Required work
Write the records below out in full, character for character, with no pictures.

Raw records
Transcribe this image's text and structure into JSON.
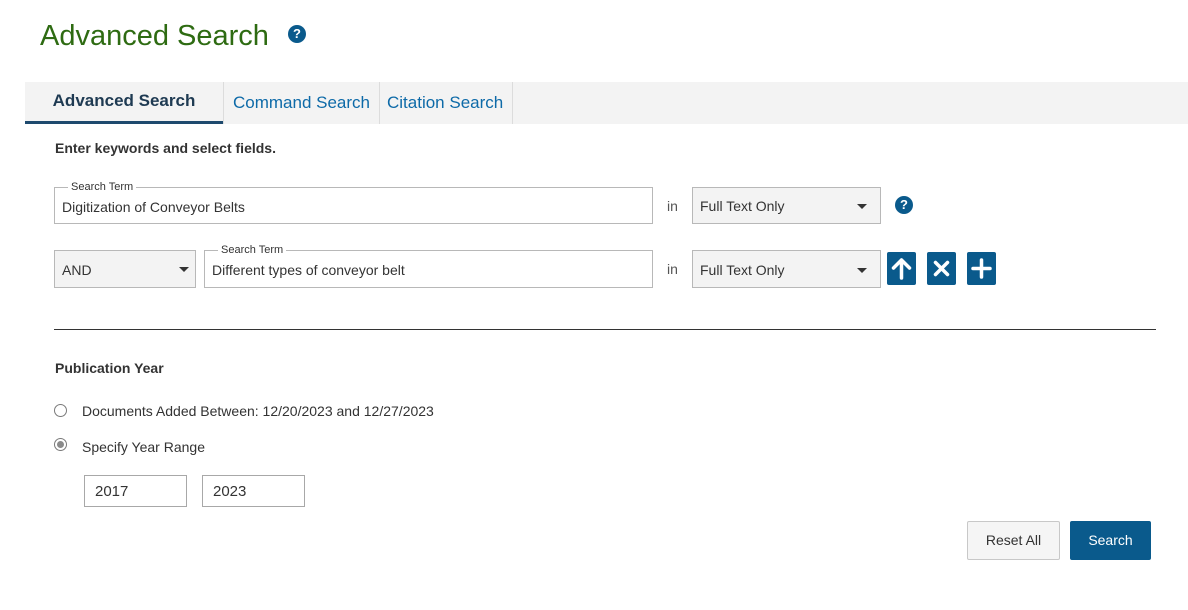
{
  "page": {
    "title": "Advanced Search"
  },
  "tabs": [
    {
      "label": "Advanced Search",
      "active": true
    },
    {
      "label": "Command Search",
      "active": false
    },
    {
      "label": "Citation Search",
      "active": false
    }
  ],
  "instructions": "Enter keywords and select fields.",
  "rows": [
    {
      "legend": "Search Term",
      "value": "Digitization of Conveyor Belts",
      "in_label": "in",
      "field": "Full Text Only"
    },
    {
      "operator": "AND",
      "legend": "Search Term",
      "value": "Different types of conveyor belt",
      "in_label": "in",
      "field": "Full Text Only"
    }
  ],
  "publication_year": {
    "label": "Publication Year",
    "options": [
      {
        "label": "Documents Added Between: 12/20/2023 and 12/27/2023",
        "selected": false
      },
      {
        "label": "Specify Year Range",
        "selected": true
      }
    ],
    "from": "2017",
    "to": "2023"
  },
  "buttons": {
    "reset": "Reset All",
    "search": "Search"
  },
  "help_glyph": "?",
  "colors": {
    "title_green": "#2e6b12",
    "link_blue": "#0d6aa8",
    "button_blue": "#0a5a8c"
  }
}
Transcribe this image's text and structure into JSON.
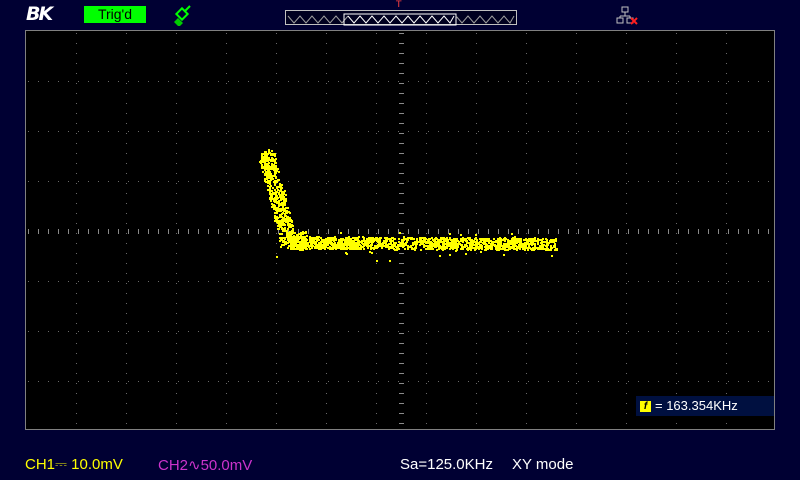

Solution to the exercise
Transcribe this image's text and structure into JSON.
{
  "page": {
    "title": "Advanced Search"
  },
  "tabs": [
    {
      "label": "Advanced Search",
      "active": true
    },
    {
      "label": "Command Search",
      "active": false
    },
    {
      "label": "Citation Search",
      "active": false
    }
  ],
  "instructions": "Enter keywords and select fields.",
  "rows": [
    {
      "legend": "Search Term",
      "value": "Digitization of Conveyor Belts",
      "in_label": "in",
      "field": "Full Text Only"
    },
    {
      "operator": "AND",
      "legend": "Search Term",
      "value": "Different types of conveyor belt",
      "in_label": "in",
      "field": "Full Text Only"
    }
  ],
  "publication_year": {
    "label": "Publication Year",
    "options": [
      {
        "label": "Documents Added Between: 12/20/2023 and 12/27/2023",
        "selected": false
      },
      {
        "label": "Specify Year Range",
        "selected": true
      }
    ],
    "from": "2017",
    "to": "2023"
  },
  "buttons": {
    "reset": "Reset All",
    "search": "Search"
  },
  "help_glyph": "?",
  "colors": {
    "title_green": "#2e6b12",
    "link_blue": "#0d6aa8",
    "button_blue": "#0a5a8c"
  }
}
Transcribe this image's text and structure into JSON.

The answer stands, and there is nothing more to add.